** START OF Supplied records **

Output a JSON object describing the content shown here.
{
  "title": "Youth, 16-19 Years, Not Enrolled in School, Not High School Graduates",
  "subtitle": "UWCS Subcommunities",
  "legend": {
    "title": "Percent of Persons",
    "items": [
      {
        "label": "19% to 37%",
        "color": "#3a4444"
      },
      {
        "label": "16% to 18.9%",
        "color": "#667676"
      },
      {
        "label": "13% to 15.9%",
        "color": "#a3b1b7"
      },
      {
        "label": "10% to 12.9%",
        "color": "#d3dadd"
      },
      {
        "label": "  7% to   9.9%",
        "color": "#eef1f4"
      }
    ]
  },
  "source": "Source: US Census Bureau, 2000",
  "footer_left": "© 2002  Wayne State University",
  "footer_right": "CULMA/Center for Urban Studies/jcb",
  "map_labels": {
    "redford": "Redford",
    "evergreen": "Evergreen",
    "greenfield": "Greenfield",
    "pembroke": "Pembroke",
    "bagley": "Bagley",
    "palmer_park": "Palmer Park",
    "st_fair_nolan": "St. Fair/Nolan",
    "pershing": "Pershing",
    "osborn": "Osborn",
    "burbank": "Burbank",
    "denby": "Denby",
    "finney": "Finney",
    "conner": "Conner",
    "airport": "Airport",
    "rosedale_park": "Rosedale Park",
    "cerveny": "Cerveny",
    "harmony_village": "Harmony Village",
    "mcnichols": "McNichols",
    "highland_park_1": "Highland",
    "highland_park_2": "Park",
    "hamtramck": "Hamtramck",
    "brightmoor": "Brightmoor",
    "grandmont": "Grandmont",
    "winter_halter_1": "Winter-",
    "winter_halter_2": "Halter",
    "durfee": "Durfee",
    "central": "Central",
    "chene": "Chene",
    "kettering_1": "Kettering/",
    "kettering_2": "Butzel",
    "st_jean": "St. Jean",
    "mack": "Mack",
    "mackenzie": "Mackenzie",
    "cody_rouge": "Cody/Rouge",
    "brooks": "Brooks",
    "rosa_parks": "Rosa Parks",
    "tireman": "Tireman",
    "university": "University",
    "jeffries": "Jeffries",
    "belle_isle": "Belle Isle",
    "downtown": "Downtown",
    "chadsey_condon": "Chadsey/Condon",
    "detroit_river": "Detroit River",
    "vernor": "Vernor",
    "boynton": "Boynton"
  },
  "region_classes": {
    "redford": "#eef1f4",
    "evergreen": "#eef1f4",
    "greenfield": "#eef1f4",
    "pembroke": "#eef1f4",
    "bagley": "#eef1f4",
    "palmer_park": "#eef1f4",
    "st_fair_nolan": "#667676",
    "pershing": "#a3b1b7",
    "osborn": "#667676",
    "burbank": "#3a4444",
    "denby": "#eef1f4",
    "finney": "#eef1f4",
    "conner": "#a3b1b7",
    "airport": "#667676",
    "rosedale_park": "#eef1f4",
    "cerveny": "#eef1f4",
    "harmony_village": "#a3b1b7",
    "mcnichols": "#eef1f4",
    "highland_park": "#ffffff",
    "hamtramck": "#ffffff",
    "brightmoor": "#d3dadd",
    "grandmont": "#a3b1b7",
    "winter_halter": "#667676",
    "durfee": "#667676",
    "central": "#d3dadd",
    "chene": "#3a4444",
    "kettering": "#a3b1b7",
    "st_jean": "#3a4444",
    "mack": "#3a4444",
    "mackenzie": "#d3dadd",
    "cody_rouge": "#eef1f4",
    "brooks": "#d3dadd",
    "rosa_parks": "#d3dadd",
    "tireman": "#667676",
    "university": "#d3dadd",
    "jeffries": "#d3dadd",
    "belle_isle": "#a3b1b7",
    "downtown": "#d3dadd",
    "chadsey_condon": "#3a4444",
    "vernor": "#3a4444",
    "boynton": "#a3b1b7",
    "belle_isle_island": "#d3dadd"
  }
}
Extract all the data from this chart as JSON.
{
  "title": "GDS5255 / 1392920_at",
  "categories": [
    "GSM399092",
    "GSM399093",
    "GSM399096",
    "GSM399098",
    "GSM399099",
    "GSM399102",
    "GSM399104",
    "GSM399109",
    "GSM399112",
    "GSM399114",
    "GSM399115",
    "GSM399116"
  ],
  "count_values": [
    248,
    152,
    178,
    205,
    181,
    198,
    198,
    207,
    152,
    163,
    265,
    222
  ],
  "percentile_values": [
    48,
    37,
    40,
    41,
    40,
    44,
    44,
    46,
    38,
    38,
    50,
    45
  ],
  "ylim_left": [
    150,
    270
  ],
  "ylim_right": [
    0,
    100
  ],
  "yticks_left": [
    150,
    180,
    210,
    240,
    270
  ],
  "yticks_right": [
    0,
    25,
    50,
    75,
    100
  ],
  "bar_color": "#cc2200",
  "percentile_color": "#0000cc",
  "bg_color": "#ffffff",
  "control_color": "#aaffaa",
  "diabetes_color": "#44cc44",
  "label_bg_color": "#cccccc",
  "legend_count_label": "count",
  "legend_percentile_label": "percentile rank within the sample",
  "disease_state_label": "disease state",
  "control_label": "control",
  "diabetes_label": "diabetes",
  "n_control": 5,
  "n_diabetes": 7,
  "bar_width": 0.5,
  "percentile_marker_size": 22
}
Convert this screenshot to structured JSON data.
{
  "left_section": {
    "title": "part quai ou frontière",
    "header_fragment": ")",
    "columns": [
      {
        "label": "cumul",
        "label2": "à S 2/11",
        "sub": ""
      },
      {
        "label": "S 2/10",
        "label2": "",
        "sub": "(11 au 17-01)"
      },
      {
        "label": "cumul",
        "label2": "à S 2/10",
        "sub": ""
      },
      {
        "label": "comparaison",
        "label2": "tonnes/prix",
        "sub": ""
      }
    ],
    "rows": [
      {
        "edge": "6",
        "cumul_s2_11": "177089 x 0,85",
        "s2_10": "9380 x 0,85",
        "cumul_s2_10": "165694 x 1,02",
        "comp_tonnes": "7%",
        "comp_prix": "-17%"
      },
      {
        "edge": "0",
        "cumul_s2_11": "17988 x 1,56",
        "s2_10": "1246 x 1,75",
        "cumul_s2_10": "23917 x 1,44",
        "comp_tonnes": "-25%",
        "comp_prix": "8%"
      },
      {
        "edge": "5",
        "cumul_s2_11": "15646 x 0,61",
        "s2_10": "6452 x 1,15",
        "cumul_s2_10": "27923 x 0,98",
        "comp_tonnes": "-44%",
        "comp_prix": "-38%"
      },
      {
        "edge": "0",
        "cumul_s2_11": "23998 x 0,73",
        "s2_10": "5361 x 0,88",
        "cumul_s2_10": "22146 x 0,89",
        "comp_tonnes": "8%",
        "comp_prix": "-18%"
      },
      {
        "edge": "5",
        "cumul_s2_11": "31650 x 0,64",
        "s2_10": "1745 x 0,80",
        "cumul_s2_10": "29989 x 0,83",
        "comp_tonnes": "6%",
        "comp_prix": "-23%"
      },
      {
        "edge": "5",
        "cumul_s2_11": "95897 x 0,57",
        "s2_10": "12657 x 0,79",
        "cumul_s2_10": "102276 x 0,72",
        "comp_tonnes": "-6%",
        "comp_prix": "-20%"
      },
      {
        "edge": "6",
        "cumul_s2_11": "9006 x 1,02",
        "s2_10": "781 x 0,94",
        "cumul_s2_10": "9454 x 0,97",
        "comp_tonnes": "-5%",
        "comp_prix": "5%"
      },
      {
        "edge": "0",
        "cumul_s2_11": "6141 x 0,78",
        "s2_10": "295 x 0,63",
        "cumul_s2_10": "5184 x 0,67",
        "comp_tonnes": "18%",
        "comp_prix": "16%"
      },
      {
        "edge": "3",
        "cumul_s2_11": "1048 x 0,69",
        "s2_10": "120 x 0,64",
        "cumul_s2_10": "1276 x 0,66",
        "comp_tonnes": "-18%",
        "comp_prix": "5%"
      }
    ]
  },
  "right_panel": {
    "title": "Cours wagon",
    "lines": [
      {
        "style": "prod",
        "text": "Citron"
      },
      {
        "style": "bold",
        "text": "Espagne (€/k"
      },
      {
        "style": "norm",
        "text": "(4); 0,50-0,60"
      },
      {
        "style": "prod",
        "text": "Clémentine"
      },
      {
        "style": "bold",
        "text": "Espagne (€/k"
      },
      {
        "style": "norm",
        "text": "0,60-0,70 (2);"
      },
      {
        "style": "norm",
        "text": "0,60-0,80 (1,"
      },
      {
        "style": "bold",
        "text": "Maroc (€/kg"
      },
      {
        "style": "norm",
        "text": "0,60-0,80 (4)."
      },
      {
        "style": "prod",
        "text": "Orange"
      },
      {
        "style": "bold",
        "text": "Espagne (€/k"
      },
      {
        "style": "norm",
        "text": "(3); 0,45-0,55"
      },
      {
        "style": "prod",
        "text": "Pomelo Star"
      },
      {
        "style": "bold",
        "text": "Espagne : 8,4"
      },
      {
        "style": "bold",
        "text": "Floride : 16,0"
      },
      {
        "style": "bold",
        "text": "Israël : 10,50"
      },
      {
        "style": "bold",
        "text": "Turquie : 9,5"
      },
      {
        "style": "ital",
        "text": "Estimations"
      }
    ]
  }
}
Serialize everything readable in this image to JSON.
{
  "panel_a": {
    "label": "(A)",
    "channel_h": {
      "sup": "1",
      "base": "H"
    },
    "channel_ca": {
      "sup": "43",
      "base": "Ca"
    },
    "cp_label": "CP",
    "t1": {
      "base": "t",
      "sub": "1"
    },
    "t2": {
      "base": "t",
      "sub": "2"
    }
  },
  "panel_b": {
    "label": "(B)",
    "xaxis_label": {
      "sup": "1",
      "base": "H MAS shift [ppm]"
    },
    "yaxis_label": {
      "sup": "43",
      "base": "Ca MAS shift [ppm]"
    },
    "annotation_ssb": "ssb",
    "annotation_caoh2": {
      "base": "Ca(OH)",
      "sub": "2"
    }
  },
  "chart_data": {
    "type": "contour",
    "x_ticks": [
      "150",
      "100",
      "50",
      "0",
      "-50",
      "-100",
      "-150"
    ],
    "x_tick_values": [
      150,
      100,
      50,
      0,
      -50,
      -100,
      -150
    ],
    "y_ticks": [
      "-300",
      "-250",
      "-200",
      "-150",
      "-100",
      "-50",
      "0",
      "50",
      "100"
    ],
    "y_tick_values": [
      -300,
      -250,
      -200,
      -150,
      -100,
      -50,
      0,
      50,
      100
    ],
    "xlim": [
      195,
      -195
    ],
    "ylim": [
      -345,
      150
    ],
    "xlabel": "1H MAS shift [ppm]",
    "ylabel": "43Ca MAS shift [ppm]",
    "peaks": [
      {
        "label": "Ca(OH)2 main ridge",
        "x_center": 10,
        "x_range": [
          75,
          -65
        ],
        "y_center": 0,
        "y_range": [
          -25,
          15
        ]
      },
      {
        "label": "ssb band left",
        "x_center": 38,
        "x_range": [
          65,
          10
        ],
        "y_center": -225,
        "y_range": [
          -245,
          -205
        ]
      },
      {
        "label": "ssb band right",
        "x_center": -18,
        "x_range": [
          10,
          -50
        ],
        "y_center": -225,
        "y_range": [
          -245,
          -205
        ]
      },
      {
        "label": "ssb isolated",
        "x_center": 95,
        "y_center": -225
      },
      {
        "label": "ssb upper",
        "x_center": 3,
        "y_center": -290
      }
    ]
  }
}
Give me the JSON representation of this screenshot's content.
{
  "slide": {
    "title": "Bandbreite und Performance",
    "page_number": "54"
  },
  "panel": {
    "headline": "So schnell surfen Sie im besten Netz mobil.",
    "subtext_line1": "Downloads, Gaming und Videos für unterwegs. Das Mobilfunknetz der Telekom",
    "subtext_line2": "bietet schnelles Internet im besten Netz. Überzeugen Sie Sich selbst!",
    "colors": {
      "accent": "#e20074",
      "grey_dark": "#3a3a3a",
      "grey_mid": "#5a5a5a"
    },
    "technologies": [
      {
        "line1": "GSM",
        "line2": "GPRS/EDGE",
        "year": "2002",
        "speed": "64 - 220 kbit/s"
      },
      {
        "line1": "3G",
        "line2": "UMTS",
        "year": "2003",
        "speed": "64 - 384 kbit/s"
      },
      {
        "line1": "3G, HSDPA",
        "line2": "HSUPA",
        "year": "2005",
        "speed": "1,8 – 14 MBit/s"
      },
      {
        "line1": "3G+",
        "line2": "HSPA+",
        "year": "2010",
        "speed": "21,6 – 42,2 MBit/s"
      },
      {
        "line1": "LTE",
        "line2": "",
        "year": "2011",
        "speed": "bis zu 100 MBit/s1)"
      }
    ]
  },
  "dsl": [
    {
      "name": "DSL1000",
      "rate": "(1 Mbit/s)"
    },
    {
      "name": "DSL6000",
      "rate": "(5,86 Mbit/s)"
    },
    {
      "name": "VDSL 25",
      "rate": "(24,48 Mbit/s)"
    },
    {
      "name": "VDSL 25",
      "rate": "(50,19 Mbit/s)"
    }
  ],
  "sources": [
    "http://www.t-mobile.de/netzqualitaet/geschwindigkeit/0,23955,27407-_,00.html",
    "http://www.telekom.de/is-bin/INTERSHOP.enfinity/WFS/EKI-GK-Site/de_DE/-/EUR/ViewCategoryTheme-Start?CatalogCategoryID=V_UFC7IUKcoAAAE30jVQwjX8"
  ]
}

** END OF Supplied records **

# What is required
Report how many lines include the word "shift". Give nothing but the number.

# Right answer
4